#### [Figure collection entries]
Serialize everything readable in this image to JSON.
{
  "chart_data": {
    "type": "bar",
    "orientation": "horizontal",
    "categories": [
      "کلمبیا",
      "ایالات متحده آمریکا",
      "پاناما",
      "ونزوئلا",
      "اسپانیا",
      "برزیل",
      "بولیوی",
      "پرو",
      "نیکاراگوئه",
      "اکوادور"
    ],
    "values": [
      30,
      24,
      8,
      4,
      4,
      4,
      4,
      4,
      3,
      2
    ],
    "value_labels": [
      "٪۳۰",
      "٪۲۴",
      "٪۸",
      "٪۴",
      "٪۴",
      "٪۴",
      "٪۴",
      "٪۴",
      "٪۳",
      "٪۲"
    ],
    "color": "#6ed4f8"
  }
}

#### [WHAT YOU ARE ASKED TO DO]
Write out every entry again, keeping each line exactly the same.

#### [OUTPUT BELOW]
Serialize everything readable in this image to JSON.
{
  "chart_data": {
    "type": "bar",
    "orientation": "horizontal",
    "categories": [
      "کلمبیا",
      "ایالات متحده آمریکا",
      "پاناما",
      "ونزوئلا",
      "اسپانیا",
      "برزیل",
      "بولیوی",
      "پرو",
      "نیکاراگوئه",
      "اکوادور"
    ],
    "values": [
      30,
      24,
      8,
      4,
      4,
      4,
      4,
      4,
      3,
      2
    ],
    "value_labels": [
      "٪۳۰",
      "٪۲۴",
      "٪۸",
      "٪۴",
      "٪۴",
      "٪۴",
      "٪۴",
      "٪۴",
      "٪۳",
      "٪۲"
    ],
    "color": "#6ed4f8"
  }
}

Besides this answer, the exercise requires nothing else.